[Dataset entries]
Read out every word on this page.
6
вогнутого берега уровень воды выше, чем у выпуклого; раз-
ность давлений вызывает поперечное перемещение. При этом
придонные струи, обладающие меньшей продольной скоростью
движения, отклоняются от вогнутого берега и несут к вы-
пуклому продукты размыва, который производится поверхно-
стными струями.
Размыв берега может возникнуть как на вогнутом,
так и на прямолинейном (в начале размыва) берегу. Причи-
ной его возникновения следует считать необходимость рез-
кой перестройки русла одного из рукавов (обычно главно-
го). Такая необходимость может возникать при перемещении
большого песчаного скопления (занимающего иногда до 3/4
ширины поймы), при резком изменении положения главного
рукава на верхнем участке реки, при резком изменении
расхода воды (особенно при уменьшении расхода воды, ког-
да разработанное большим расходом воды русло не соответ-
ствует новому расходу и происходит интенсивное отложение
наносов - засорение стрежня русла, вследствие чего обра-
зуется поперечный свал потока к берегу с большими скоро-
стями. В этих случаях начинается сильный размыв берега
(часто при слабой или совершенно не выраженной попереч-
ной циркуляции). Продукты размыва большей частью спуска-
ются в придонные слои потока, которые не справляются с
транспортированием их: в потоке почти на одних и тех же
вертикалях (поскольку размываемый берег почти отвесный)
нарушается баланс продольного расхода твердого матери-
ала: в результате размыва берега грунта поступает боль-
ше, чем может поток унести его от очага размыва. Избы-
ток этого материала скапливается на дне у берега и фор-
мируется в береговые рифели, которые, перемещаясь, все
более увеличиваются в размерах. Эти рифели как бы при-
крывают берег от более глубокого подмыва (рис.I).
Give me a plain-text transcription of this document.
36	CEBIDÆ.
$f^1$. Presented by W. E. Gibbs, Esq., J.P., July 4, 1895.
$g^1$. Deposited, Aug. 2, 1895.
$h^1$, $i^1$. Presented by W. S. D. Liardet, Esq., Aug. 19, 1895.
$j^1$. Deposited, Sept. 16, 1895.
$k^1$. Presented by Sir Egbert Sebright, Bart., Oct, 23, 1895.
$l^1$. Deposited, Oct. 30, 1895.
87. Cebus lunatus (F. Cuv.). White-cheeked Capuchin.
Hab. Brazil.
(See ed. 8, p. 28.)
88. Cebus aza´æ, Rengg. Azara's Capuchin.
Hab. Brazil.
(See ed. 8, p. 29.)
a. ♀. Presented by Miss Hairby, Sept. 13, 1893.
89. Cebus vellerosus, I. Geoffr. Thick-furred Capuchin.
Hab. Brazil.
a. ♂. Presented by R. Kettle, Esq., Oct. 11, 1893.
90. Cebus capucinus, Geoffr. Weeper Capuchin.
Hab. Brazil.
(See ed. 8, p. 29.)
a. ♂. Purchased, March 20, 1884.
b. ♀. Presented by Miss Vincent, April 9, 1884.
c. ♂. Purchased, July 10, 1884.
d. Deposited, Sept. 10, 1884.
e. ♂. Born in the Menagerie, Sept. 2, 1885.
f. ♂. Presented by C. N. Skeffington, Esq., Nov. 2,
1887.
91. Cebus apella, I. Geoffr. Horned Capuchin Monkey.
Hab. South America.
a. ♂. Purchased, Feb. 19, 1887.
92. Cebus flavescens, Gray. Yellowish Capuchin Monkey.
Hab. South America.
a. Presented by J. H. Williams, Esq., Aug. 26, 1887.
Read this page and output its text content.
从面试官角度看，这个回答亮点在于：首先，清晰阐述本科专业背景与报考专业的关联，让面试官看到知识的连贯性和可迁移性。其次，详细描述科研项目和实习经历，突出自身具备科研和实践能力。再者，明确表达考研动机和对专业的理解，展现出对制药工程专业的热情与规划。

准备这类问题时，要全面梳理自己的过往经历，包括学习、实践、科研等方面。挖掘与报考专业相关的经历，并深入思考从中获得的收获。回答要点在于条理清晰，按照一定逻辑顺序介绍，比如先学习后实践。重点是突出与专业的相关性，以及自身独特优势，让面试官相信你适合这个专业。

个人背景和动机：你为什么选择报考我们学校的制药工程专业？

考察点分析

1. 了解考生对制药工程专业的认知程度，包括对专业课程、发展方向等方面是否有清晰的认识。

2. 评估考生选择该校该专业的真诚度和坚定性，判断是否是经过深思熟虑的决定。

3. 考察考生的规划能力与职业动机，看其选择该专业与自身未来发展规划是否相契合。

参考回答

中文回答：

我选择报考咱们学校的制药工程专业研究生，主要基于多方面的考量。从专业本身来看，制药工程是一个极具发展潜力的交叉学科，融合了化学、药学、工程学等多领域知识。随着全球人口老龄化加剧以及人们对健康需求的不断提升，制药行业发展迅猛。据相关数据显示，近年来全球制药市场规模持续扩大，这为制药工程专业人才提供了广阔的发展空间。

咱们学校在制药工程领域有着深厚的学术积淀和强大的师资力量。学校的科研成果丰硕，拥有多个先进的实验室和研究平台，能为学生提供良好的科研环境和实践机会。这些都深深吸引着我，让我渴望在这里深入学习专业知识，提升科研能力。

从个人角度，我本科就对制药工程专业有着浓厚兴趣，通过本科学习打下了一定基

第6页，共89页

__TASK REQUIREMENTS__
Go over the data above and copy every line that has the word "Capuchin" in it.

__FULL OUTPUT__
87. Cebus lunatus (F. Cuv.). White-cheeked Capuchin.
88. Cebus aza´æ, Rengg. Azara's Capuchin.
89. Cebus vellerosus, I. Geoffr. Thick-furred Capuchin.
90. Cebus capucinus, Geoffr. Weeper Capuchin.
91. Cebus apella, I. Geoffr. Horned Capuchin Monkey.
92. Cebus flavescens, Gray. Yellowish Capuchin Monkey.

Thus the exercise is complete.